### YOUR OBJECTIVE
Give the records back in full, exactly as they read.

— START MATERIAL TO PROCESS —

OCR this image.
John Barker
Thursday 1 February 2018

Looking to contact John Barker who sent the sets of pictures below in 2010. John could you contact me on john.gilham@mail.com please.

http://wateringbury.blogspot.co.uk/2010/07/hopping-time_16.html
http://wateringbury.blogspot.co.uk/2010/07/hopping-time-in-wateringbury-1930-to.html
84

— END MATERIAL TO PROCESS —

### TASK RESULT
OCR this image.
John Barker
Thursday 1 February 2018

Looking to contact John Barker who sent the sets of pictures below in 2010. John could you contact me on john.gilham@mail.com please.

http://wateringbury.blogspot.co.uk/2010/07/hopping-time_16.html
http://wateringbury.blogspot.co.uk/2010/07/hopping-time-in-wateringbury-1930-to.html
84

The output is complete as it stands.